▸ Stated task:
Gather each line containing the string "ylabel" from these entries.

BEGIN

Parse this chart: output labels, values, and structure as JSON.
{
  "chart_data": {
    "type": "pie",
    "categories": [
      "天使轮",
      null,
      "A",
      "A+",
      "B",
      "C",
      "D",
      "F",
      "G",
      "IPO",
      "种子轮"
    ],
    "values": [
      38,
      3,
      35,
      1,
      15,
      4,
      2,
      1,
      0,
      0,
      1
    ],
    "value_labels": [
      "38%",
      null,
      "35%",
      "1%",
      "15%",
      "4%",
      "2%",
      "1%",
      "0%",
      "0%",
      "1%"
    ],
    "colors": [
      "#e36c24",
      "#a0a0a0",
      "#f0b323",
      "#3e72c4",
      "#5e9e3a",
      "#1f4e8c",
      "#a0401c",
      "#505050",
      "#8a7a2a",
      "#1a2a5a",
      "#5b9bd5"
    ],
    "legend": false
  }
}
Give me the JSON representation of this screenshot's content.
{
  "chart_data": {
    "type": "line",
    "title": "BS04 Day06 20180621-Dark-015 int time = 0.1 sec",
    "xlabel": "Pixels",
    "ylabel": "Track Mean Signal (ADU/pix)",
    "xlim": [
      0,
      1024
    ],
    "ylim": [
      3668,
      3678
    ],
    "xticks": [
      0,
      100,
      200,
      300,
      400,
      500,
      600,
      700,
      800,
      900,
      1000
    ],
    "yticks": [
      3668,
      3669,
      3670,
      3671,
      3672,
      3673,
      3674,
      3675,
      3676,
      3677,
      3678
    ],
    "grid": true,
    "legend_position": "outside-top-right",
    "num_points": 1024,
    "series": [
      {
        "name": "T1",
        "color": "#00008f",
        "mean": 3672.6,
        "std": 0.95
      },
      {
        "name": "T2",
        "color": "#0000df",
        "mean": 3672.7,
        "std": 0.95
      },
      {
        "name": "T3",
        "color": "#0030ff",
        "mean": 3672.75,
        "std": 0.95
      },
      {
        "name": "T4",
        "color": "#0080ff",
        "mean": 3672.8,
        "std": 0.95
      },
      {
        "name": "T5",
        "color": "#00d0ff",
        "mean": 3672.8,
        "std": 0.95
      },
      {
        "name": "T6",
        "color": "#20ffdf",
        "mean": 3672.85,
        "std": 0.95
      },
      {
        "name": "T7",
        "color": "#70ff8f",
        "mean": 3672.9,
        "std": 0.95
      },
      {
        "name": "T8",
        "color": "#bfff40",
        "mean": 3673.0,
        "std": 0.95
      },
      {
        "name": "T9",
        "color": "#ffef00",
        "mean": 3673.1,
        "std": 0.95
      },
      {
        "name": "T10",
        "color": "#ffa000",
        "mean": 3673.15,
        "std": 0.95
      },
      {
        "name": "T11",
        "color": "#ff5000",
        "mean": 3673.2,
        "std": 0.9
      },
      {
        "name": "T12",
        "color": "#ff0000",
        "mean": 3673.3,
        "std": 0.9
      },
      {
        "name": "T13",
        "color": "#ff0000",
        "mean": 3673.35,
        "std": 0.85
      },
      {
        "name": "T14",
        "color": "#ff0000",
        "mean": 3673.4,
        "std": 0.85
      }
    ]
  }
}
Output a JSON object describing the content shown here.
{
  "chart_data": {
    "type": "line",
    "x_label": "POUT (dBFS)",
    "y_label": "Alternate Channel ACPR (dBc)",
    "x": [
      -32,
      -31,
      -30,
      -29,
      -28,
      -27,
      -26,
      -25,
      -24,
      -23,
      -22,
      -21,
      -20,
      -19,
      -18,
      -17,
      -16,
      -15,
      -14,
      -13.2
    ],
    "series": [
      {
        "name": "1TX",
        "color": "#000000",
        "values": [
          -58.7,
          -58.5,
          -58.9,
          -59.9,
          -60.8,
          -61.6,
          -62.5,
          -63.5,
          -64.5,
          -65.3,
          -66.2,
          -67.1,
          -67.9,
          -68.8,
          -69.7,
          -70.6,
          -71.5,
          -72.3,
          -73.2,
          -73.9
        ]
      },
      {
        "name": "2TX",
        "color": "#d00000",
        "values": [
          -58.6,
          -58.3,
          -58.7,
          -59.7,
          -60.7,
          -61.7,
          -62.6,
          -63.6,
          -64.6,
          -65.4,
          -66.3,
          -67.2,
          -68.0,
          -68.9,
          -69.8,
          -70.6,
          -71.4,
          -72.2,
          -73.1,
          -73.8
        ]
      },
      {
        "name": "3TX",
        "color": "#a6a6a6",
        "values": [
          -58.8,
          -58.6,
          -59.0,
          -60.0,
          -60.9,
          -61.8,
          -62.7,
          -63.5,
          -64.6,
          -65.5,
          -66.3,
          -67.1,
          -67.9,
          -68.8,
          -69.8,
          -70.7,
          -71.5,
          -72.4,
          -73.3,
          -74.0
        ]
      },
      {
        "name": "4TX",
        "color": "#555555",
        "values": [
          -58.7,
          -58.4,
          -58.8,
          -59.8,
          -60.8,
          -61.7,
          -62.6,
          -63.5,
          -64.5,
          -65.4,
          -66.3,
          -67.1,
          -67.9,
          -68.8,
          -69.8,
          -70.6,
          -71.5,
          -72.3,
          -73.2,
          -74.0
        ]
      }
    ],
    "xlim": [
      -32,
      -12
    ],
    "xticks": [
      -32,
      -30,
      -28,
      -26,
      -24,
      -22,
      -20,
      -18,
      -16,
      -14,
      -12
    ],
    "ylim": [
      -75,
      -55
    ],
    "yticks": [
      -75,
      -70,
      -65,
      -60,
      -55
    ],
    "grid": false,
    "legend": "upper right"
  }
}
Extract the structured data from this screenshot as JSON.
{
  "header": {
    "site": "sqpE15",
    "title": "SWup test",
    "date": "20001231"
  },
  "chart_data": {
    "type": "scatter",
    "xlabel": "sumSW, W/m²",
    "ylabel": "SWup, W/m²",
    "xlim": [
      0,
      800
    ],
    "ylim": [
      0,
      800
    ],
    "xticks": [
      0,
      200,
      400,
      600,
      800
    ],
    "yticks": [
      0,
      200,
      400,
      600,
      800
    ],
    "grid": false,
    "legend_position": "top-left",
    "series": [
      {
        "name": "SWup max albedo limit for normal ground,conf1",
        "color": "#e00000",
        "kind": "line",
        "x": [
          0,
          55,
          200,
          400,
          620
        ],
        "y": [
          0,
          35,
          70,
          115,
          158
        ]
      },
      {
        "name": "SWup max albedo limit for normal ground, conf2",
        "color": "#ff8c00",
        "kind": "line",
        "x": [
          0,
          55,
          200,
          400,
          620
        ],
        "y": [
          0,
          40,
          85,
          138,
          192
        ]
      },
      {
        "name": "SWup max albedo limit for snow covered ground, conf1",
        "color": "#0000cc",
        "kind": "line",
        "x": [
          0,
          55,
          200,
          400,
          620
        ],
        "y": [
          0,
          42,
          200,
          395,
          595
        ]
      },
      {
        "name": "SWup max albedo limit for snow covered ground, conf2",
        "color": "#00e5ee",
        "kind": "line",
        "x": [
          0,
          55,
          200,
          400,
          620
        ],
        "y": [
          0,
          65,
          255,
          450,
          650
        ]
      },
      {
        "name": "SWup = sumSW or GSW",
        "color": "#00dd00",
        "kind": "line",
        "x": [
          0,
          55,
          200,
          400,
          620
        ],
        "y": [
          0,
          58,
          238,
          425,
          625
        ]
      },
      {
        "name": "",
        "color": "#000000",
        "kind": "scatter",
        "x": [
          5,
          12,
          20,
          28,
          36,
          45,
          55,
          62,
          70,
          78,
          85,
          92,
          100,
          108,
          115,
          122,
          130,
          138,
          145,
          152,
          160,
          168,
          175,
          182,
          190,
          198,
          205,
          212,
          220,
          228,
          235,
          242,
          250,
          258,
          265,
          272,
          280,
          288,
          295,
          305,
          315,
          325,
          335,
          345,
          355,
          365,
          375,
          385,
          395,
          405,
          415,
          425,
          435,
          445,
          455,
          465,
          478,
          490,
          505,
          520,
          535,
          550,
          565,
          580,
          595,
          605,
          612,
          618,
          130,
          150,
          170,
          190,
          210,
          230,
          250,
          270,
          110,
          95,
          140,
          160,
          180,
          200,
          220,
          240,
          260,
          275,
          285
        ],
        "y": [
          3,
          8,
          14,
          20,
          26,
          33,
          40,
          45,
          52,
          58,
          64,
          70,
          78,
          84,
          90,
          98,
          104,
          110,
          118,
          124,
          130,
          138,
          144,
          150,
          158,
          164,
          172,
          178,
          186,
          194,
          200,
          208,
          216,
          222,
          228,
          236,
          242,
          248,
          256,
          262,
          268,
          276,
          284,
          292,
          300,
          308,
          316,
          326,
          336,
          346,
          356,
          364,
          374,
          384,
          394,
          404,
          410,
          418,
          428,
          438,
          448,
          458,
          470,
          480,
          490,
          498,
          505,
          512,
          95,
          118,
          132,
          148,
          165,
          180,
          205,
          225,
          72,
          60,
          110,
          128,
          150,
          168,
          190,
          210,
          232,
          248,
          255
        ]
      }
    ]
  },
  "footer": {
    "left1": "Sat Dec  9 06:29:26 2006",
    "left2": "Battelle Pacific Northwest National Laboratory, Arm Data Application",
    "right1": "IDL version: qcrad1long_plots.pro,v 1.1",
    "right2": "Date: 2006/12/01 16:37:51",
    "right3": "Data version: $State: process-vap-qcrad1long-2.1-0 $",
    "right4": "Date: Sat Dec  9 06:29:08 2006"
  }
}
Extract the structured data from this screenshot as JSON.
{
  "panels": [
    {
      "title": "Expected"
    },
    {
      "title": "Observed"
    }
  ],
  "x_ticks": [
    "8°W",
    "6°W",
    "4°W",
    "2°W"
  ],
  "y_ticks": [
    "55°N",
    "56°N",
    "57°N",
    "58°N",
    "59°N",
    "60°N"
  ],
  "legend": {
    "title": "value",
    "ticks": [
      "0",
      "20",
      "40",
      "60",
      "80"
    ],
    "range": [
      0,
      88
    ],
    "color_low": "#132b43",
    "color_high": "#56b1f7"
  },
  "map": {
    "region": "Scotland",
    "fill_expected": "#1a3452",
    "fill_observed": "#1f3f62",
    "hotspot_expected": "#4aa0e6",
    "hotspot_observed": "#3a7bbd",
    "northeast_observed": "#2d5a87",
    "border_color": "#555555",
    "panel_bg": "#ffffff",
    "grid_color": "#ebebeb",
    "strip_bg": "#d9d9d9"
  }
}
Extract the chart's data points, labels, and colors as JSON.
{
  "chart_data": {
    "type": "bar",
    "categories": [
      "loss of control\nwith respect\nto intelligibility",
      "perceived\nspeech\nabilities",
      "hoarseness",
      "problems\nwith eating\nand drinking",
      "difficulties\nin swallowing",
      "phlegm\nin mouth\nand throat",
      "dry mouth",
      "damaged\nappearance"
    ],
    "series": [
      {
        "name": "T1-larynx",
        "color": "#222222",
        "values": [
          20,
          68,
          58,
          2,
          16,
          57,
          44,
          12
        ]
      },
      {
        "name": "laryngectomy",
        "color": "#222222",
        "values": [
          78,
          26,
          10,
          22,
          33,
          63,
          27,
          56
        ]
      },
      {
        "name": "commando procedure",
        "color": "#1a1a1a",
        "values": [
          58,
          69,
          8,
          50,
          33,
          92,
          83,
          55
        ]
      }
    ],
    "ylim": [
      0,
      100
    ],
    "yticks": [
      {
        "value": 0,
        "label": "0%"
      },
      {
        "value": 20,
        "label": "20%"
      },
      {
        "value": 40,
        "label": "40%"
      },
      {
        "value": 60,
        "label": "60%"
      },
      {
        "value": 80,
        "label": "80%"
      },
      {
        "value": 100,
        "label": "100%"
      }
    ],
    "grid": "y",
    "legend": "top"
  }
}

END

▸ Exercise answer:
    "ylabel": "Track Mean Signal (ADU/pix)",
    "ylabel": "SWup, W/m²",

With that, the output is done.